Task directions -> Would you repeat the listing exactly but omit every picture?

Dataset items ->
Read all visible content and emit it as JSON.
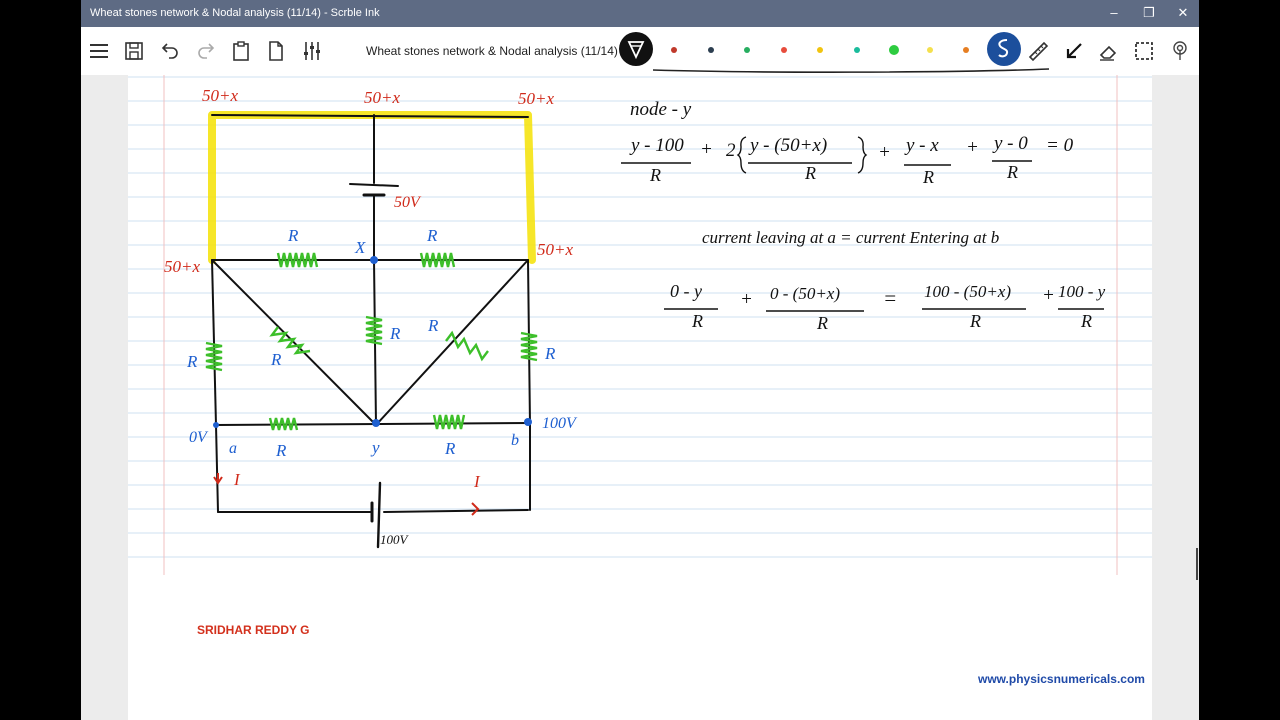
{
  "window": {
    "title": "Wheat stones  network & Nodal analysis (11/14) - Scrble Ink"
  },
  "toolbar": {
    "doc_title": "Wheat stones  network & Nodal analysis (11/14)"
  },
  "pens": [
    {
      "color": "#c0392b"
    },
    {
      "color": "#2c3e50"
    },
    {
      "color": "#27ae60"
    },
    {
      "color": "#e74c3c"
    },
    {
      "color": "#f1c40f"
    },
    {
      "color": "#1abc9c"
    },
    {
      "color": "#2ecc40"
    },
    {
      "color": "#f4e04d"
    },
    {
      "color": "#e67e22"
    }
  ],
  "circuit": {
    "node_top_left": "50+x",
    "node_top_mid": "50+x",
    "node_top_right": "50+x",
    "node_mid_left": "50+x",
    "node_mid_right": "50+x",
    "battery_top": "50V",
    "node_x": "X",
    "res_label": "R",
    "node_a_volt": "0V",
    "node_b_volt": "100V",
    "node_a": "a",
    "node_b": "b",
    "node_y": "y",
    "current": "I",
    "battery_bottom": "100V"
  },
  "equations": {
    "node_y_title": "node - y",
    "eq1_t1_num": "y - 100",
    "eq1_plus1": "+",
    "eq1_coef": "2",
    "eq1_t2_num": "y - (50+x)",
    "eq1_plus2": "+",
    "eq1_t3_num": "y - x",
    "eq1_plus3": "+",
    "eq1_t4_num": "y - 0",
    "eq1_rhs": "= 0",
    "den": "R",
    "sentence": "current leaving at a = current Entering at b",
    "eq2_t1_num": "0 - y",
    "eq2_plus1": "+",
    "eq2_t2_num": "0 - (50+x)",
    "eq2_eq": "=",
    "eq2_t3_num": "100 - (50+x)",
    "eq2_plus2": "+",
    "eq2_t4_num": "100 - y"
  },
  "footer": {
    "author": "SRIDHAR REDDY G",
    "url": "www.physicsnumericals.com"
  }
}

Result ->
Read all visible content and emit it as JSON.
{
  "window": {
    "title": "Wheat stones  network & Nodal analysis (11/14) - Scrble Ink"
  },
  "toolbar": {
    "doc_title": "Wheat stones  network & Nodal analysis (11/14)"
  },
  "pens": [
    {
      "color": "#c0392b"
    },
    {
      "color": "#2c3e50"
    },
    {
      "color": "#27ae60"
    },
    {
      "color": "#e74c3c"
    },
    {
      "color": "#f1c40f"
    },
    {
      "color": "#1abc9c"
    },
    {
      "color": "#2ecc40"
    },
    {
      "color": "#f4e04d"
    },
    {
      "color": "#e67e22"
    }
  ],
  "circuit": {
    "node_top_left": "50+x",
    "node_top_mid": "50+x",
    "node_top_right": "50+x",
    "node_mid_left": "50+x",
    "node_mid_right": "50+x",
    "battery_top": "50V",
    "node_x": "X",
    "res_label": "R",
    "node_a_volt": "0V",
    "node_b_volt": "100V",
    "node_a": "a",
    "node_b": "b",
    "node_y": "y",
    "current": "I",
    "battery_bottom": "100V"
  },
  "equations": {
    "node_y_title": "node - y",
    "eq1_t1_num": "y - 100",
    "eq1_plus1": "+",
    "eq1_coef": "2",
    "eq1_t2_num": "y - (50+x)",
    "eq1_plus2": "+",
    "eq1_t3_num": "y - x",
    "eq1_plus3": "+",
    "eq1_t4_num": "y - 0",
    "eq1_rhs": "= 0",
    "den": "R",
    "sentence": "current leaving at a = current Entering at b",
    "eq2_t1_num": "0 - y",
    "eq2_plus1": "+",
    "eq2_t2_num": "0 - (50+x)",
    "eq2_eq": "=",
    "eq2_t3_num": "100 - (50+x)",
    "eq2_plus2": "+",
    "eq2_t4_num": "100 - y"
  },
  "footer": {
    "author": "SRIDHAR REDDY G",
    "url": "www.physicsnumericals.com"
  }
}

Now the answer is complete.